■ **Written task**: Which lines run from the line with "Output a JSON" to the end of the entries? Write out exactly those, leaving out the pictures.

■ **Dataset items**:
- - - - -
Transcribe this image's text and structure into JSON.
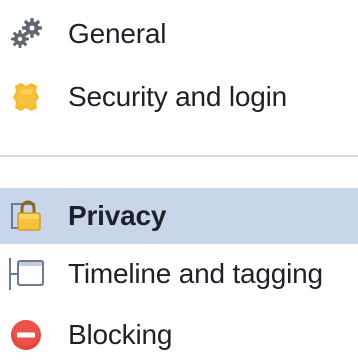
{
  "menu": {
    "items": [
      {
        "label": "General",
        "icon": "gears-icon"
      },
      {
        "label": "Security and login",
        "icon": "shield-badge-icon"
      },
      {
        "label": "Privacy",
        "icon": "lock-icon",
        "selected": true
      },
      {
        "label": "Timeline and tagging",
        "icon": "timeline-icon"
      },
      {
        "label": "Blocking",
        "icon": "blocking-icon"
      }
    ]
  },
  "colors": {
    "selected_bg": "#c9d5e8",
    "text": "#1d2129",
    "divider": "#d7d9dd",
    "gear": "#606770",
    "shield": "#f7b928",
    "lock": "#f5c33b",
    "blocking": "#e9453d",
    "timeline": "#6b7a99"
  }
}
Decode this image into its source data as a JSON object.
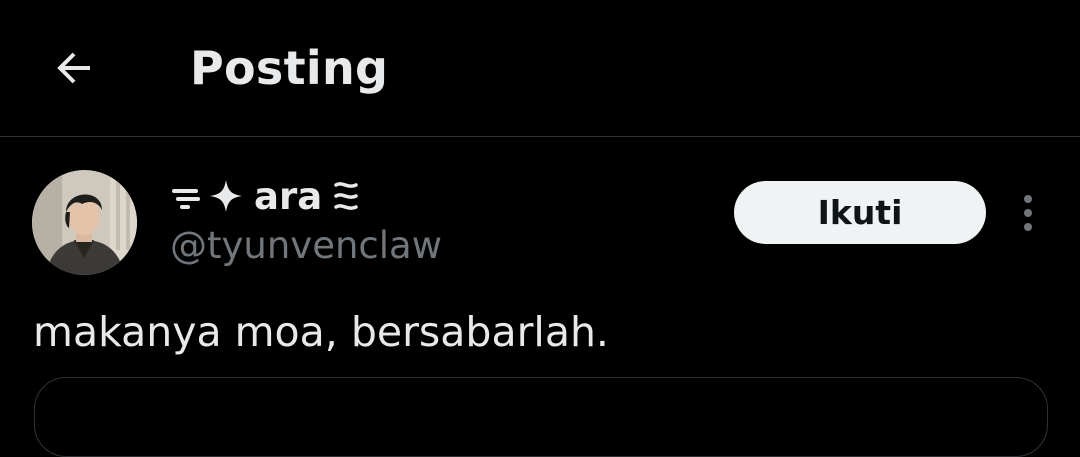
{
  "header": {
    "title": "Posting",
    "back_icon": "arrow-left-icon"
  },
  "post": {
    "author": {
      "name_prefix_icon": "sparkle-dash-emoji-icon",
      "display_name": "ara",
      "name_suffix_icon": "wavy-lines-emoji-icon",
      "handle": "@tyunvenclaw"
    },
    "follow_label": "Ikuti",
    "more_icon": "more-vertical-icon",
    "text": "makanya moa, bersabarlah."
  },
  "colors": {
    "background": "#000000",
    "text_primary": "#e7e9ea",
    "text_secondary": "#71767b",
    "divider": "#2f3336",
    "button_bg": "#eff3f4",
    "button_text": "#0f1419"
  }
}
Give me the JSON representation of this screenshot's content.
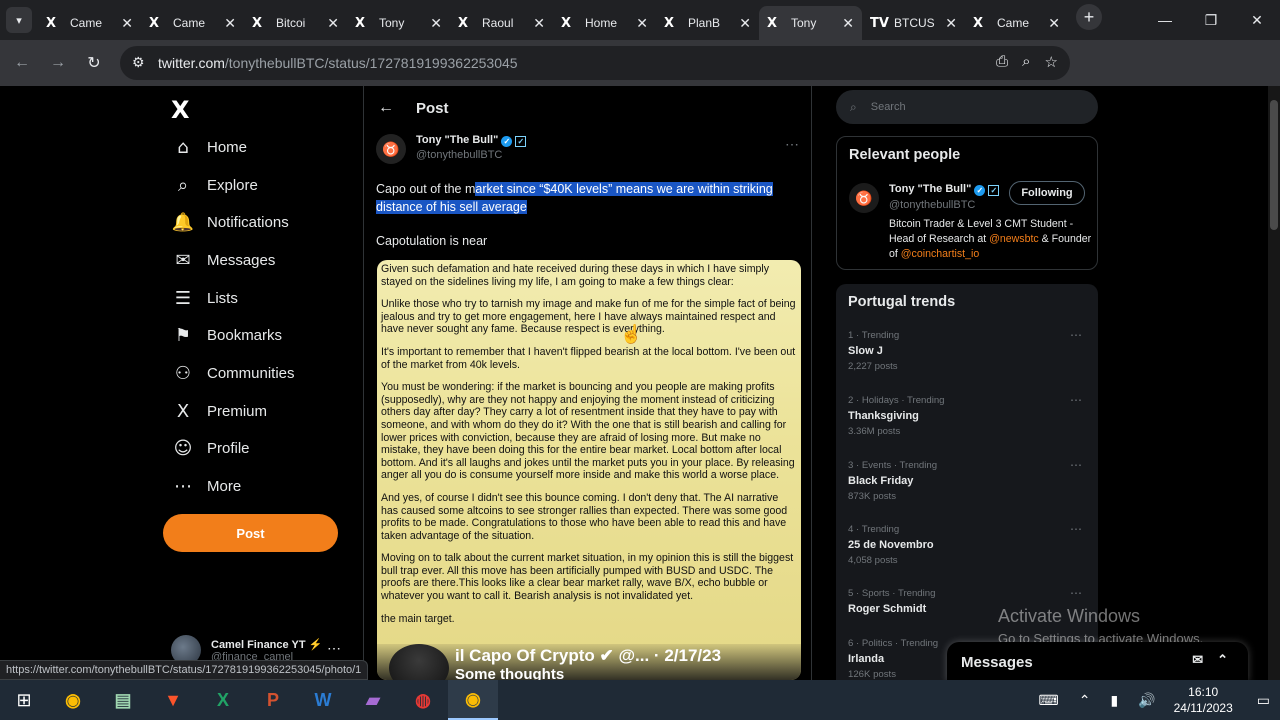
{
  "browser": {
    "tabs": [
      {
        "icon": "X",
        "title": "Came"
      },
      {
        "icon": "X",
        "title": "Came"
      },
      {
        "icon": "X",
        "title": "Bitcoi"
      },
      {
        "icon": "X",
        "title": "Tony"
      },
      {
        "icon": "X",
        "title": "Raoul"
      },
      {
        "icon": "X",
        "title": "Home"
      },
      {
        "icon": "X",
        "title": "PlanB"
      },
      {
        "icon": "X",
        "title": "Tony"
      },
      {
        "icon": "TV",
        "title": "BTCUS"
      },
      {
        "icon": "X",
        "title": "Came"
      }
    ],
    "url_host": "twitter.com",
    "url_path": "/tonythebullBTC/status/1727819199362253045",
    "status_url": "https://twitter.com/tonythebullBTC/status/1727819199362253045/photo/1"
  },
  "nav": {
    "items": [
      {
        "icon": "home-icon",
        "glyph": "⌂",
        "label": "Home"
      },
      {
        "icon": "search-icon",
        "glyph": "⌕",
        "label": "Explore"
      },
      {
        "icon": "bell-icon",
        "glyph": "🔔",
        "label": "Notifications"
      },
      {
        "icon": "mail-icon",
        "glyph": "✉",
        "label": "Messages"
      },
      {
        "icon": "list-icon",
        "glyph": "☰",
        "label": "Lists"
      },
      {
        "icon": "bookmark-icon",
        "glyph": "⚑",
        "label": "Bookmarks"
      },
      {
        "icon": "communities-icon",
        "glyph": "⚇",
        "label": "Communities"
      },
      {
        "icon": "premium-icon",
        "glyph": "X",
        "label": "Premium"
      },
      {
        "icon": "profile-icon",
        "glyph": "☺",
        "label": "Profile"
      },
      {
        "icon": "more-icon",
        "glyph": "⋯",
        "label": "More"
      }
    ],
    "post_label": "Post",
    "account_name": "Camel Finance YT ⚡",
    "account_handle": "@finance_camel"
  },
  "post": {
    "header": "Post",
    "author_name": "Tony \"The Bull\"",
    "author_handle": "@tonythebullBTC",
    "text_plain": "Capo out of the m",
    "text_highlight": "arket since “$40K levels” means we are within striking distance of his sell average",
    "text2": "Capotulation is near",
    "image_paragraphs": [
      "Given such defamation and hate received during these days in which I have simply stayed on the sidelines living my life, I am going to make a few things clear:",
      "Unlike those who try to tarnish my image and make fun of me for the simple fact of being jealous and try to get more engagement, here I have always maintained respect and have never sought any fame. Because respect is everything.",
      "It's important to remember that I haven't flipped bearish at the local bottom. I've been out of the market from 40k levels.",
      "You must be wondering: if the market is bouncing and you people are making profits (supposedly), why are they not happy and enjoying the moment instead of criticizing others day after day? They carry a lot of resentment inside that they have to pay with someone, and with whom do they do it? With the one that is still bearish and calling for lower prices with conviction, because they are afraid of losing more. But make no mistake, they have been doing this for the entire bear market. Local bottom after local bottom. And it's all laughs and jokes until the market puts you in your place. By releasing anger all you do is consume yourself more inside and make this world a worse place.",
      "And yes, of course I didn't see this bounce coming. I don't deny that. The AI narrative has caused some altcoins to see stronger rallies than expected. There was some good profits to be made. Congratulations to those who have been able to read this and have taken advantage of the situation.",
      "Moving on to talk about the current market situation, in my opinion this is still the biggest bull trap ever. All this move has been artificially pumped with BUSD and USDC. The proofs are there.This looks like a clear bear market rally, wave B/X, echo bubble or whatever you want to call it. Bearish analysis is not invalidated yet.",
      "the main target."
    ],
    "image_caption": "il Capo Of Crypto ✔ @... · 2/17/23",
    "image_sub": "Some thoughts"
  },
  "right": {
    "search_placeholder": "Search",
    "relevant_title": "Relevant people",
    "person_name": "Tony \"The Bull\"",
    "person_handle": "@tonythebullBTC",
    "following_label": "Following",
    "bio_text": "Bitcoin Trader & Level 3 CMT Student - Head of Research at ",
    "bio_link1": "@newsbtc",
    "bio_mid": " & Founder of ",
    "bio_link2": "@coinchartist_io",
    "trends_title": "Portugal trends",
    "trends": [
      {
        "meta": "1 · Trending",
        "name": "Slow J",
        "posts": "2,227 posts"
      },
      {
        "meta": "2 · Holidays · Trending",
        "name": "Thanksgiving",
        "posts": "3.36M posts"
      },
      {
        "meta": "3 · Events · Trending",
        "name": "Black Friday",
        "posts": "873K posts"
      },
      {
        "meta": "4 · Trending",
        "name": "25 de Novembro",
        "posts": "4,058 posts"
      },
      {
        "meta": "5 · Sports · Trending",
        "name": "Roger Schmidt",
        "posts": ""
      },
      {
        "meta": "6 · Politics · Trending",
        "name": "Irlanda",
        "posts": "126K posts"
      }
    ],
    "messages_label": "Messages"
  },
  "watermark": {
    "line1": "Activate Windows",
    "line2": "Go to Settings to activate Windows."
  },
  "taskbar": {
    "time": "16:10",
    "date": "24/11/2023"
  }
}
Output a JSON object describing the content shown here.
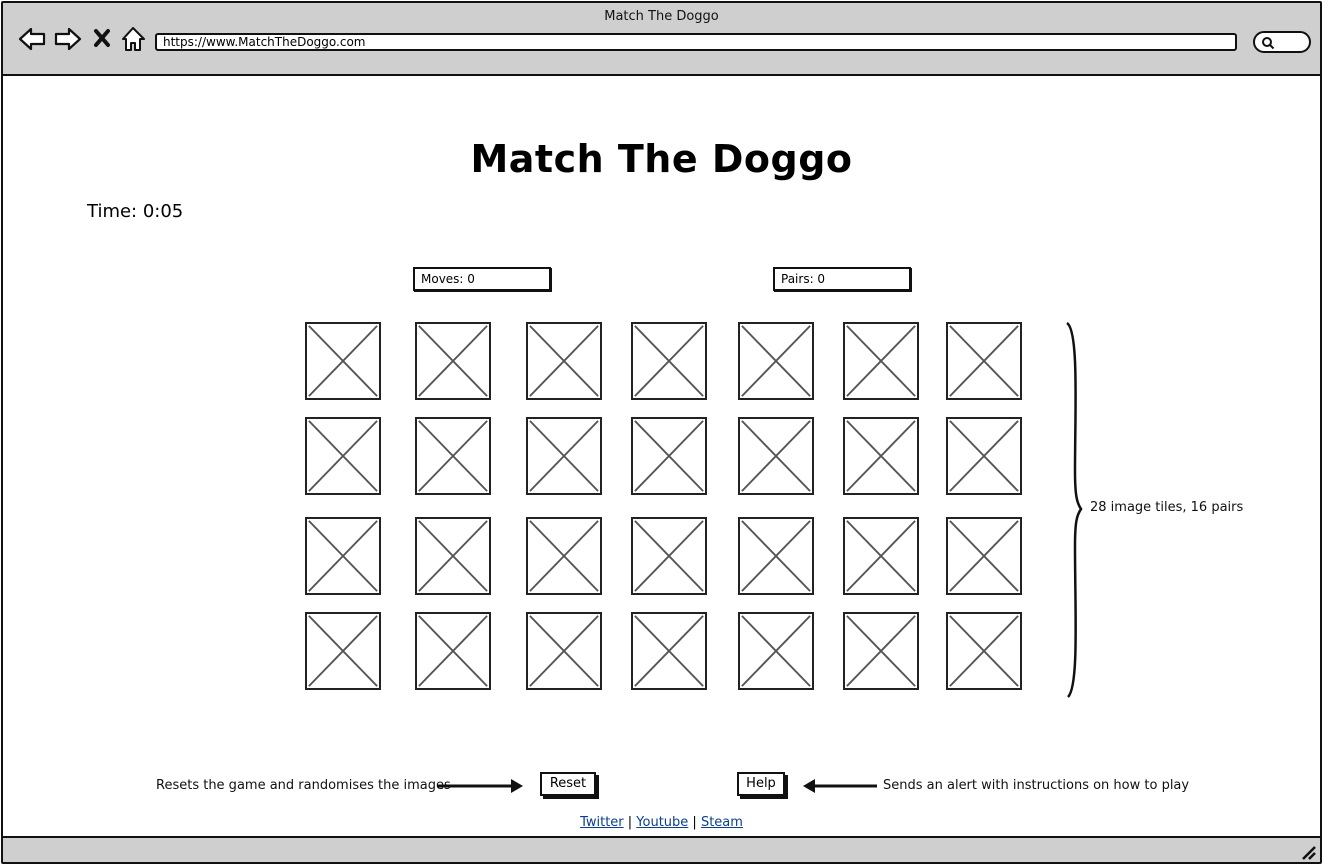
{
  "browser": {
    "window_title": "Match The Doggo",
    "url": "https://www.MatchTheDoggo.com"
  },
  "game": {
    "title": "Match The Doggo",
    "time_label": "Time: 0:05",
    "moves_label": "Moves: 0",
    "pairs_label": "Pairs: 0",
    "tile_rows": 4,
    "tile_columns": 7,
    "tiles_annotation": "28 image tiles, 16 pairs"
  },
  "controls": {
    "reset_label": "Reset",
    "reset_note": "Resets the game and randomises the images",
    "help_label": "Help",
    "help_note": "Sends an alert with instructions on how to play"
  },
  "footer_links": {
    "twitter": "Twitter",
    "youtube": "Youtube",
    "steam": "Steam",
    "separator": " | "
  },
  "icons": [
    "back-arrow-icon",
    "forward-arrow-icon",
    "close-icon",
    "home-icon",
    "search-icon",
    "resize-handle-icon"
  ],
  "colors": {
    "chrome": "#cfcfcf",
    "link": "#0b3f8c",
    "border": "#111111"
  }
}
- - - - -
■ **The response**:
Output a JSON object describing the content shown here.
{
  "browser": {
    "window_title": "Match The Doggo",
    "url": "https://www.MatchTheDoggo.com"
  },
  "game": {
    "title": "Match The Doggo",
    "time_label": "Time: 0:05",
    "moves_label": "Moves: 0",
    "pairs_label": "Pairs: 0",
    "tile_rows": 4,
    "tile_columns": 7,
    "tiles_annotation": "28 image tiles, 16 pairs"
  },
  "controls": {
    "reset_label": "Reset",
    "reset_note": "Resets the game and randomises the images",
    "help_label": "Help",
    "help_note": "Sends an alert with instructions on how to play"
  },
  "footer_links": {
    "twitter": "Twitter",
    "youtube": "Youtube",
    "steam": "Steam",
    "separator": " | "
  },
  "icons": [
    "back-arrow-icon",
    "forward-arrow-icon",
    "close-icon",
    "home-icon",
    "search-icon",
    "resize-handle-icon"
  ],
  "colors": {
    "chrome": "#cfcfcf",
    "link": "#0b3f8c",
    "border": "#111111"
  }
}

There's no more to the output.